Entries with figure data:

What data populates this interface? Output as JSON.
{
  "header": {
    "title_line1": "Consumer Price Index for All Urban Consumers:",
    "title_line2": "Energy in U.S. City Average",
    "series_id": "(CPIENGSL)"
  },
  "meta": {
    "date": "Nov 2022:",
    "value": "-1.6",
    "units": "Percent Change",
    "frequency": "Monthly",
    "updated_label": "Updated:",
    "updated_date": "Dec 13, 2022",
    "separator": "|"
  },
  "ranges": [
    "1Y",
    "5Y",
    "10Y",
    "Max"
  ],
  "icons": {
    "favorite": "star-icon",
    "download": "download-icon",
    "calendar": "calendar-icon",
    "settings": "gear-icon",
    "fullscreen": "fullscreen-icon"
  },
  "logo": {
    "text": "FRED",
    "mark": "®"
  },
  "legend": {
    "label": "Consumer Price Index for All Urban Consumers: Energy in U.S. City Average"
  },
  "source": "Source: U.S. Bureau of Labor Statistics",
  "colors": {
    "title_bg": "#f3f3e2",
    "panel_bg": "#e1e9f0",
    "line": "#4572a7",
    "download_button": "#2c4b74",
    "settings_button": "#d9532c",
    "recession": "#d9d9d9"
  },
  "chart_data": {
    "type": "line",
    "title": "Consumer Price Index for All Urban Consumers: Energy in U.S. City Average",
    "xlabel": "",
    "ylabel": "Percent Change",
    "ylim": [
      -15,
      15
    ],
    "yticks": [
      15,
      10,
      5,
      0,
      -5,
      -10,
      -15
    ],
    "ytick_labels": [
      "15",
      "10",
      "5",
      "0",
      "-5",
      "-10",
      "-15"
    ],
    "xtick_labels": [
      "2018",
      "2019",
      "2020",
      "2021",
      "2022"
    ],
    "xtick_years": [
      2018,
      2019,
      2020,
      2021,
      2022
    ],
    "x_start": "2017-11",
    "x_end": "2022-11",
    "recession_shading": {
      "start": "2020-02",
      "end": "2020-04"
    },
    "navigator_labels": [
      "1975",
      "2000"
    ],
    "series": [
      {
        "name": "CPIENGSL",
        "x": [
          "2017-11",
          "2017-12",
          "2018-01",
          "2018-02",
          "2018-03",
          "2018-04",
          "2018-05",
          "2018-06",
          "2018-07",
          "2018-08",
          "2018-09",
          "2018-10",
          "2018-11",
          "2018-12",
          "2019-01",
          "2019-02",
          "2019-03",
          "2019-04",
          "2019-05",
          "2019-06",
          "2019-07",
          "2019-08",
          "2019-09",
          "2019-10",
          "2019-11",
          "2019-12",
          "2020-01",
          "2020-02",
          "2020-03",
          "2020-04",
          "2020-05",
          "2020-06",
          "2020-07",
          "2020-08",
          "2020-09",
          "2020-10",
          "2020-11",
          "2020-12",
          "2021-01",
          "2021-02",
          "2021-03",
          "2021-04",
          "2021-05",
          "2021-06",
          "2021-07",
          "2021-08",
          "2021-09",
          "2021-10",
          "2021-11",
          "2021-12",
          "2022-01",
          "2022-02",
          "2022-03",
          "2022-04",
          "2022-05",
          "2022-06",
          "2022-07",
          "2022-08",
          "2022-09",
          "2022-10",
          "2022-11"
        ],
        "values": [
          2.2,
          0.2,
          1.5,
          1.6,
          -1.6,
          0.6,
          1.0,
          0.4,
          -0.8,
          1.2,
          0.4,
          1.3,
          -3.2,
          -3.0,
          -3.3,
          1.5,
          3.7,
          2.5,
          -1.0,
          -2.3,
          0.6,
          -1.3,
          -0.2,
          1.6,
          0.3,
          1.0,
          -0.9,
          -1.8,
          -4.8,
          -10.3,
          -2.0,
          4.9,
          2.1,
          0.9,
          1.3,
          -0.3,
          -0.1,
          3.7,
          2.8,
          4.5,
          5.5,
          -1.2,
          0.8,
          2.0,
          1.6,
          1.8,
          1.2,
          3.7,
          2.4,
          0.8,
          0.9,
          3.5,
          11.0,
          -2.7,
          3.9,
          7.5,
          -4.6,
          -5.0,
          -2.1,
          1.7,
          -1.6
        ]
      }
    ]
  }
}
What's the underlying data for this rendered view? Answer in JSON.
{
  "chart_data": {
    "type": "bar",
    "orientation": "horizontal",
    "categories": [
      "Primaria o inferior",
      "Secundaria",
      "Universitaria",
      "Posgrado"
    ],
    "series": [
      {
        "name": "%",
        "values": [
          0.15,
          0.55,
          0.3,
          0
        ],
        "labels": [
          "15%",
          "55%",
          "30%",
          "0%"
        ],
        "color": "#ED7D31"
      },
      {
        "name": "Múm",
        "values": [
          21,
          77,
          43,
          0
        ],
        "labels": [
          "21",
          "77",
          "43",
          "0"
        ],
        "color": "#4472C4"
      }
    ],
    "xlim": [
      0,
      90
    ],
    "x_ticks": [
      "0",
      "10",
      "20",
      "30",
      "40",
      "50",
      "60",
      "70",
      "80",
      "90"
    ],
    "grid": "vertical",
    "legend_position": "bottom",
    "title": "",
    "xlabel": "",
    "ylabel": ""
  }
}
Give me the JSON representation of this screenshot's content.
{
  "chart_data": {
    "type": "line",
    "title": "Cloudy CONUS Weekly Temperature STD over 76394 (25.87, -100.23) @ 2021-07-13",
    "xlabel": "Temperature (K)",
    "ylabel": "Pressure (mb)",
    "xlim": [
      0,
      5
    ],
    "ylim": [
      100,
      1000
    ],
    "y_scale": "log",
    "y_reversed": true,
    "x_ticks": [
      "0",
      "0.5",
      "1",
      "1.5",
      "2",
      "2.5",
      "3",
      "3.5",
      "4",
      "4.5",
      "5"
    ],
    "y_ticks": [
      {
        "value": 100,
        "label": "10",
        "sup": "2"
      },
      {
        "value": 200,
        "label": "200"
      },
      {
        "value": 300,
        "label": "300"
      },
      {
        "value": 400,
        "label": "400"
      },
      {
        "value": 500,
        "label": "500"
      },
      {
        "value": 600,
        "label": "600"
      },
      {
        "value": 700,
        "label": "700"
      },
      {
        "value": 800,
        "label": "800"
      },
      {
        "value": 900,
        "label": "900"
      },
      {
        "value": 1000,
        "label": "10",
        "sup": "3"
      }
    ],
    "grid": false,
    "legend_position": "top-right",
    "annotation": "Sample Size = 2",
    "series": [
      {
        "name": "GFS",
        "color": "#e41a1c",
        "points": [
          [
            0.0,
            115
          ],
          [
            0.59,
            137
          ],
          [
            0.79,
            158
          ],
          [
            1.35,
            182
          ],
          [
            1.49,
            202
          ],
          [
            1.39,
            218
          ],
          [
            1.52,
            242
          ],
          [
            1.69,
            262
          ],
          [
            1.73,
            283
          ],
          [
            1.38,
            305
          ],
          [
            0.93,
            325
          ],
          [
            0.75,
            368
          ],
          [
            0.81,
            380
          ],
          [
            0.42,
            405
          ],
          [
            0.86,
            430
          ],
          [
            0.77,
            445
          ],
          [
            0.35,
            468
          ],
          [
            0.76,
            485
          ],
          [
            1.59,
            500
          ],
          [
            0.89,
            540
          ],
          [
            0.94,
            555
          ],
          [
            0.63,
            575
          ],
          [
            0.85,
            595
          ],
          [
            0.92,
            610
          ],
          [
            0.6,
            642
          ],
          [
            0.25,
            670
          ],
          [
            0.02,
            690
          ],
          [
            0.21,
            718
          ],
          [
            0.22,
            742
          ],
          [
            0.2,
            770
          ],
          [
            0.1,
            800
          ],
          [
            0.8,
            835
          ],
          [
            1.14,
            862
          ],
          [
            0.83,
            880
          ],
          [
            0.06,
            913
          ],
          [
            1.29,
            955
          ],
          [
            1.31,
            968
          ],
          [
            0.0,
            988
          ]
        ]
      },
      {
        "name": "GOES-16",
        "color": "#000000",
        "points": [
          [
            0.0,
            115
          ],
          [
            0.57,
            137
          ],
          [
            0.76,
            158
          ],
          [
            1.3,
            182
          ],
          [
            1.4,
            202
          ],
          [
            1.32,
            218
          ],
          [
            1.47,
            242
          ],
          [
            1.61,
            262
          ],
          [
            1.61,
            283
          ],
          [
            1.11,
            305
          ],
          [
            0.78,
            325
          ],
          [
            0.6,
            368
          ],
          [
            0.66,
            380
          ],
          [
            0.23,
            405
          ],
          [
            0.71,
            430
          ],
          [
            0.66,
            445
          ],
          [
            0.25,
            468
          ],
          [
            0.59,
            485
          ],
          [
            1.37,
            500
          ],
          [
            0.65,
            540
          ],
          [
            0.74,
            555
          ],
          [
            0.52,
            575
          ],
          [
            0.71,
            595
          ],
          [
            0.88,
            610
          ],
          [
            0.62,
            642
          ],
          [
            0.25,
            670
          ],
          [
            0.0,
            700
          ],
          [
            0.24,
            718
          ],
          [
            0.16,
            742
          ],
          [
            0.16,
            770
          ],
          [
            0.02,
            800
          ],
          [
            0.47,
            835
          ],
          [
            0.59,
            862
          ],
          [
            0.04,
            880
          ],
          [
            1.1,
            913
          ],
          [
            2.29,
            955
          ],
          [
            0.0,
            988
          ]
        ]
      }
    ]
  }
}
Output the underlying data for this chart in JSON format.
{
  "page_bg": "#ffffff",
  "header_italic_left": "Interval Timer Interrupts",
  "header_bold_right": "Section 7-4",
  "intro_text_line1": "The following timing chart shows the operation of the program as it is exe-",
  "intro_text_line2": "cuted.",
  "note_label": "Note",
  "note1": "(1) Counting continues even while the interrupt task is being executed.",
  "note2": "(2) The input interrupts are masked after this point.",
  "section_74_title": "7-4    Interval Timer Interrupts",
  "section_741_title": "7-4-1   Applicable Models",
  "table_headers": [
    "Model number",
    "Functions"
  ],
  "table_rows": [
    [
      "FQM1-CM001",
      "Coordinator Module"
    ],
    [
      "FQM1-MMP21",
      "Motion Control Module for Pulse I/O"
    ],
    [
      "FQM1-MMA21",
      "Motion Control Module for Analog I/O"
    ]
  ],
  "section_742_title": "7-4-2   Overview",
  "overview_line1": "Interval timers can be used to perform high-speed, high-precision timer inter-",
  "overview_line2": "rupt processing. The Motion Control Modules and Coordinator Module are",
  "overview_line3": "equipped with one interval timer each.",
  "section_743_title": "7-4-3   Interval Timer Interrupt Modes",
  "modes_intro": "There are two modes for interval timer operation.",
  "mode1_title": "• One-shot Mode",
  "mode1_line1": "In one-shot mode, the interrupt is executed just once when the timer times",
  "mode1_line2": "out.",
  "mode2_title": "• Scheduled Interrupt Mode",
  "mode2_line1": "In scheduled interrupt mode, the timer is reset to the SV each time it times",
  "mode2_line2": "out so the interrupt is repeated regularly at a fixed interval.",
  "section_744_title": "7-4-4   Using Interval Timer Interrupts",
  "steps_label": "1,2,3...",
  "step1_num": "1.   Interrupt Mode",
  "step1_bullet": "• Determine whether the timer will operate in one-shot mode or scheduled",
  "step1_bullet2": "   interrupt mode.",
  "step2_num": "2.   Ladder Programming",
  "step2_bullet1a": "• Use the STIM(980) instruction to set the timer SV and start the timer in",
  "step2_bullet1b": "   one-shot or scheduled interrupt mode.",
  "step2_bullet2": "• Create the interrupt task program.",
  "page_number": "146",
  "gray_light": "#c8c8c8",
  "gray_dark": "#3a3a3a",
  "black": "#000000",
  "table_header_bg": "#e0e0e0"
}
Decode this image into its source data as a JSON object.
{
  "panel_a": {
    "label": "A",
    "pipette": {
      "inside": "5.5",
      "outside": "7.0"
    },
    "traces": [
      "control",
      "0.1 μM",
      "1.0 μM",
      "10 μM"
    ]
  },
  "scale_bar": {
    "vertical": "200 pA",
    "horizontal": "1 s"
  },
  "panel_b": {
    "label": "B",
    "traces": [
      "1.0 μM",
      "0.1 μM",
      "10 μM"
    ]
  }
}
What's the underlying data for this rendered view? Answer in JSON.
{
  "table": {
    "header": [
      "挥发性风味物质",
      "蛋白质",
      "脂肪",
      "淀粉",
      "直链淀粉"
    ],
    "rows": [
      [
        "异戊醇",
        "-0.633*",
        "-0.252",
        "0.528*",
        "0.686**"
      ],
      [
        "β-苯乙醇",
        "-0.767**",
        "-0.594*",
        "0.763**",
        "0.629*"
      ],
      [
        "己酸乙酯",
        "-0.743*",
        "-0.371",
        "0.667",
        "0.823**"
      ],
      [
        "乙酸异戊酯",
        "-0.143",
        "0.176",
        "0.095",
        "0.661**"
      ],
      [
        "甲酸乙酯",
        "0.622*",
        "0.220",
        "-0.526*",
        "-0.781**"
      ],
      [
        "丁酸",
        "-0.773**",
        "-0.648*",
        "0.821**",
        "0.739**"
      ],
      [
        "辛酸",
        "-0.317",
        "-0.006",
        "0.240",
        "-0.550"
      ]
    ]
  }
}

=== Problem description ===
Show each line holding the word "Change".

=== Right answer ===
    "units": "Percent Change",
    "ylabel": "Percent Change",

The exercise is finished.